Written instruction> Pick every line from the data that holds the word "position".

Dataset records>
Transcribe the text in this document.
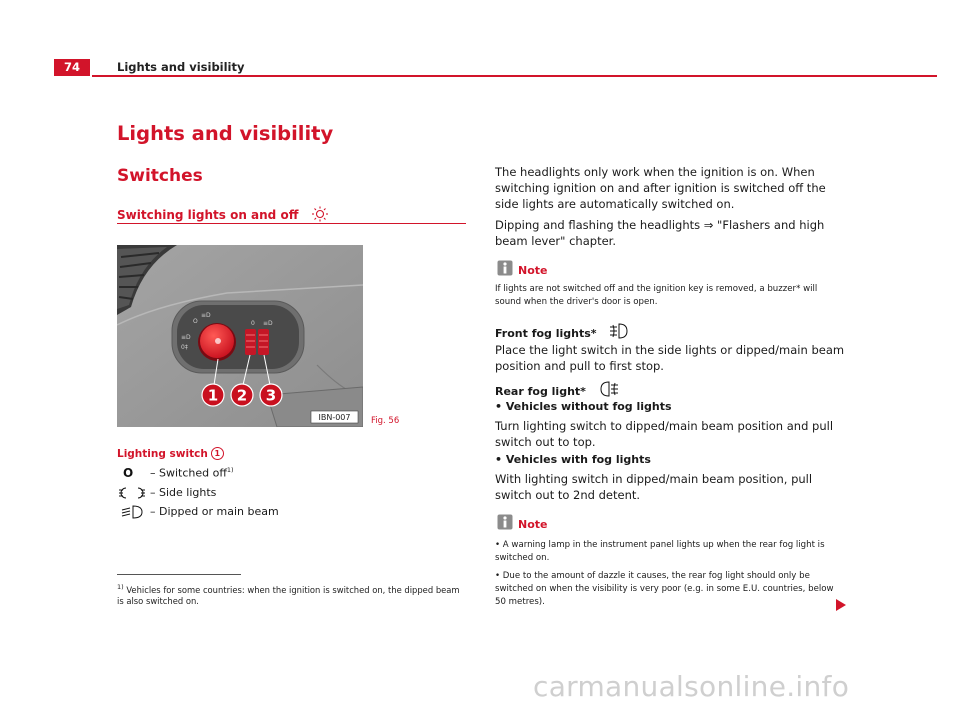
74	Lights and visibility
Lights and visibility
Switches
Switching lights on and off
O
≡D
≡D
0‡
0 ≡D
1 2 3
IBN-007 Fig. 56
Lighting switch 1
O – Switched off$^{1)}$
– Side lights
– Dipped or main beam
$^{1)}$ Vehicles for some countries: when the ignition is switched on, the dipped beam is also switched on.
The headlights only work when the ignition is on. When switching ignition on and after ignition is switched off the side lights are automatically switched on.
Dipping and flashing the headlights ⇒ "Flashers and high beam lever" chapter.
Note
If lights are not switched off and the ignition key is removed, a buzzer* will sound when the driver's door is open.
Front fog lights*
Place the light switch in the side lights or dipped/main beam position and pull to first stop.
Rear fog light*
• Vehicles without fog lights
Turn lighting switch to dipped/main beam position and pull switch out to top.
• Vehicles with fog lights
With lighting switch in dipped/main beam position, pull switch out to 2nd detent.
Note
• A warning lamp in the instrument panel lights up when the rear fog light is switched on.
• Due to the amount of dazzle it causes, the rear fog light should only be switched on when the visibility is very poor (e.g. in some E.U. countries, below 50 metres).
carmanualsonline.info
--
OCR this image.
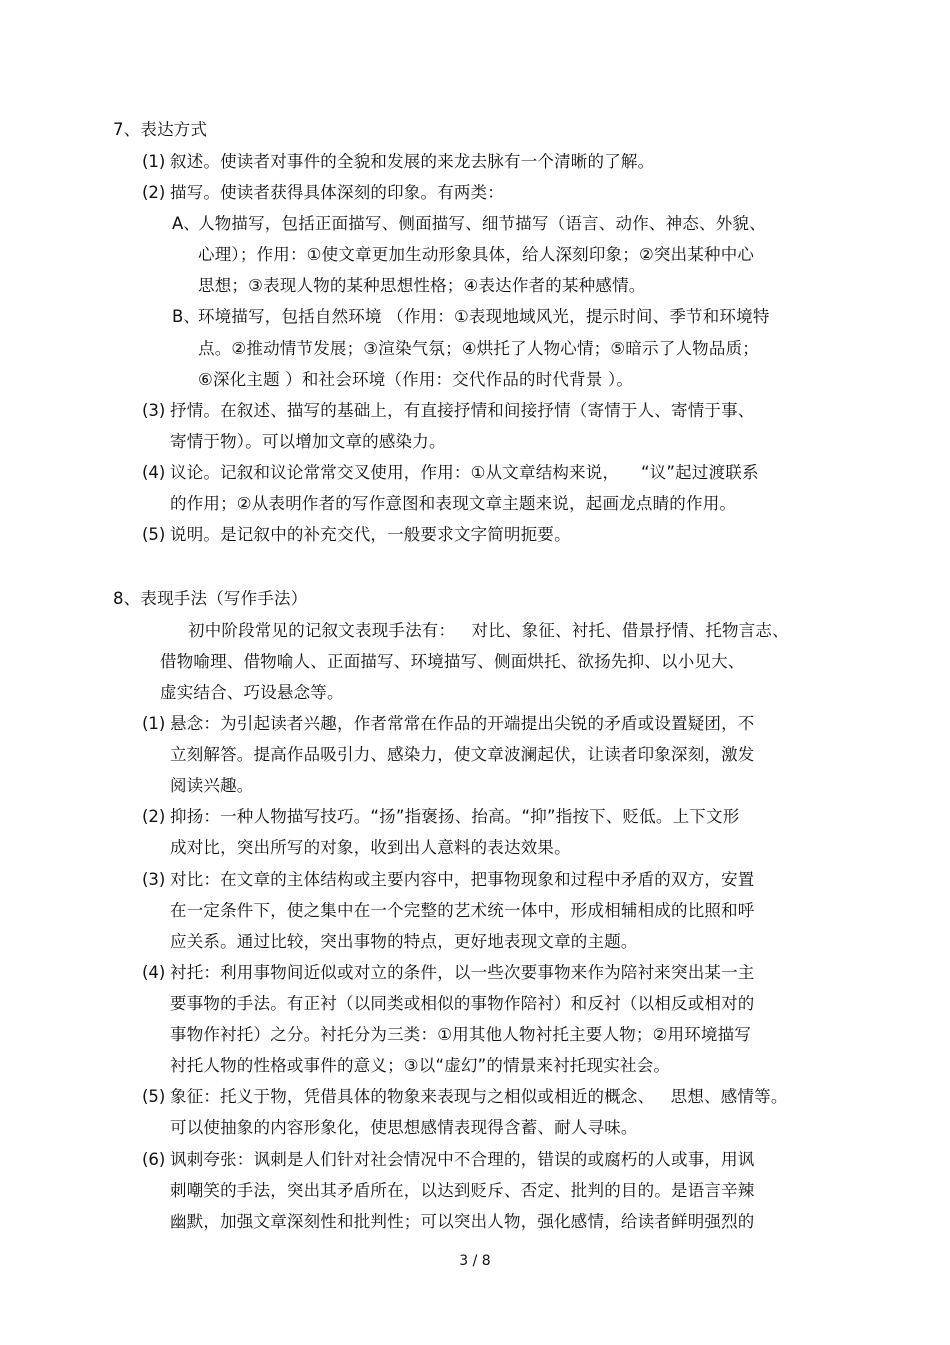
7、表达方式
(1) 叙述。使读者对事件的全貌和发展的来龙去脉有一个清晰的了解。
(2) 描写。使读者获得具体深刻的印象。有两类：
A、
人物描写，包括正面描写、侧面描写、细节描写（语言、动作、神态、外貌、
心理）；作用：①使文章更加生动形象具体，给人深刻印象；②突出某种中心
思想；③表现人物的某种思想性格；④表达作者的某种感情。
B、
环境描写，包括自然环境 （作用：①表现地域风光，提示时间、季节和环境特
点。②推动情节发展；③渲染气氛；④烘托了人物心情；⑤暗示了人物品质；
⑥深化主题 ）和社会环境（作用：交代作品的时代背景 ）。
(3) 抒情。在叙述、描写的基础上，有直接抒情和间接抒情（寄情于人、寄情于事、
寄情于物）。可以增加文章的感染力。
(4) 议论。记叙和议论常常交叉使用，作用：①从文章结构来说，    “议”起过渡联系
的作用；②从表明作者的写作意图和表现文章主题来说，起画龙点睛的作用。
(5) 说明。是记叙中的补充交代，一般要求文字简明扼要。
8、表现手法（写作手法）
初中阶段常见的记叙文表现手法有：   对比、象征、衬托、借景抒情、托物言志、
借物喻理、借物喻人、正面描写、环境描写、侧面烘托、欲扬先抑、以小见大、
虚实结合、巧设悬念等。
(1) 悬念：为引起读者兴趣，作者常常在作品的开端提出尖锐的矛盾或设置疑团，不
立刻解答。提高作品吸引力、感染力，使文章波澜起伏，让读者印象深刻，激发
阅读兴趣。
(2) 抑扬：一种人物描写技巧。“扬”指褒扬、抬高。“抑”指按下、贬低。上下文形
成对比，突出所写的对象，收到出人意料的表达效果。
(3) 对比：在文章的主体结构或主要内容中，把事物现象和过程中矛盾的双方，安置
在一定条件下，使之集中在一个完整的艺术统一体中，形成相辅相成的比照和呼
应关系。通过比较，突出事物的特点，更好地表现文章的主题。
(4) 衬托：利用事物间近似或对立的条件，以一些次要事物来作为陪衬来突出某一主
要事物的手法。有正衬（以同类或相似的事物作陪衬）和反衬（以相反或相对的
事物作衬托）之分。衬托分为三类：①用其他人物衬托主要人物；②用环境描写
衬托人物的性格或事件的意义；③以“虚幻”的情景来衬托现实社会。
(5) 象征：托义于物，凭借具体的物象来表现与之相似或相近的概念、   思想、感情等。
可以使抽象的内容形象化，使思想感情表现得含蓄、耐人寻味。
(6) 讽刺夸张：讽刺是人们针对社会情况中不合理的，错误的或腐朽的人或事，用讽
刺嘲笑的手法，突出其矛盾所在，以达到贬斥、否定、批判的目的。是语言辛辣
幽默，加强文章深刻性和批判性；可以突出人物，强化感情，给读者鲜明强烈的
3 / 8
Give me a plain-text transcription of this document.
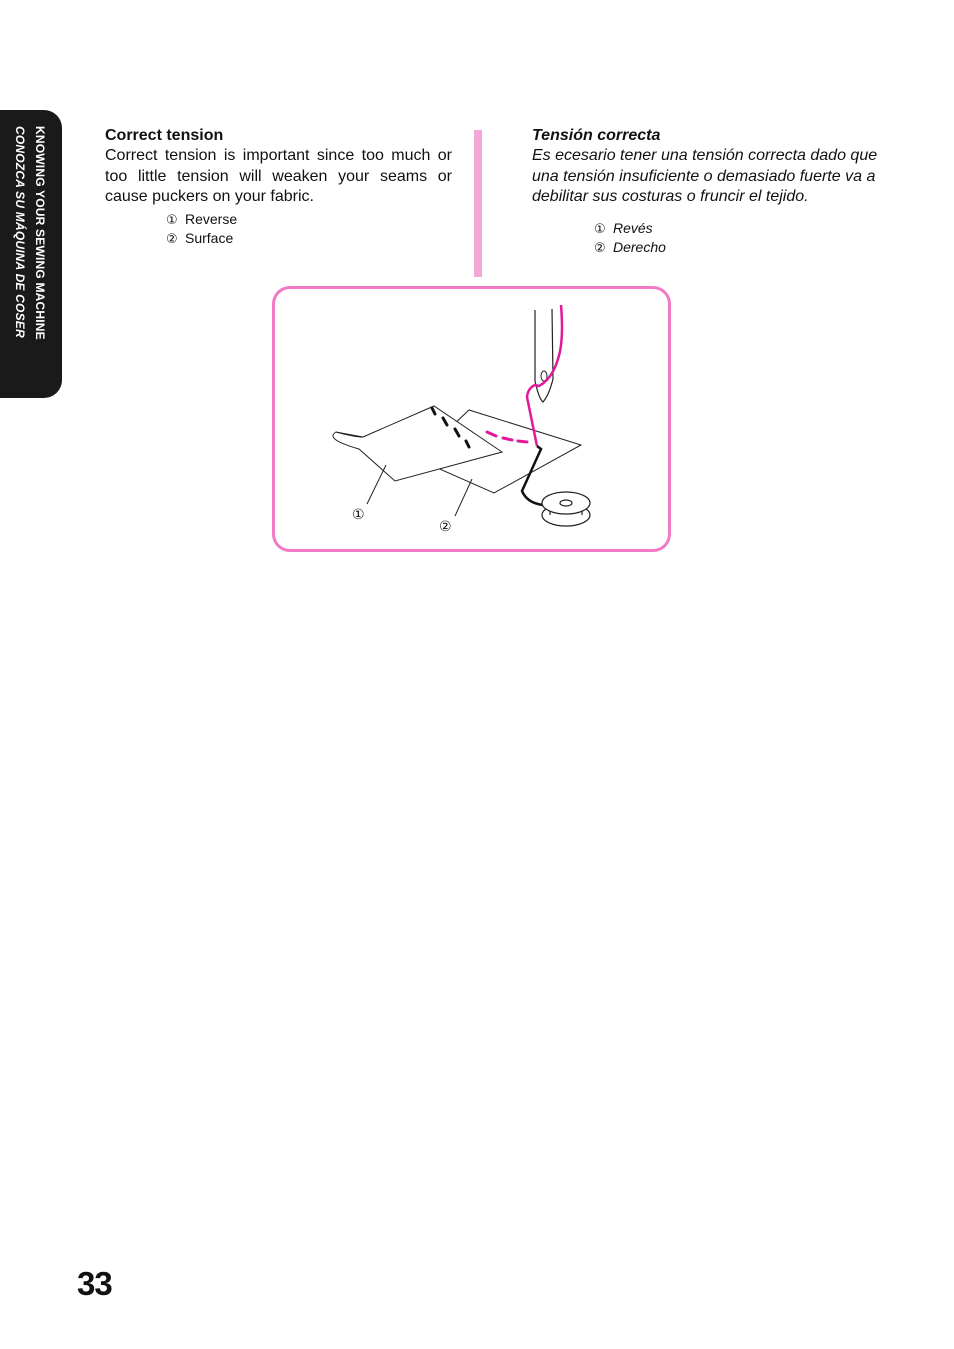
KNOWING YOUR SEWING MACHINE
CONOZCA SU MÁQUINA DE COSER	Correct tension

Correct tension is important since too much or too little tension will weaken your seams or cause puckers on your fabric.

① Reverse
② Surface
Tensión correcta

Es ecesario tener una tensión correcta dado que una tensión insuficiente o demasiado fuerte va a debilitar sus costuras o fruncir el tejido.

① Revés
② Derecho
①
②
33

Answer to this exercise>
Place the light switch in the side lights or dipped/main beam position and pull to first stop.
Turn lighting switch to dipped/main beam position and pull switch out to top.
With lighting switch in dipped/main beam position, pull switch out to 2nd detent.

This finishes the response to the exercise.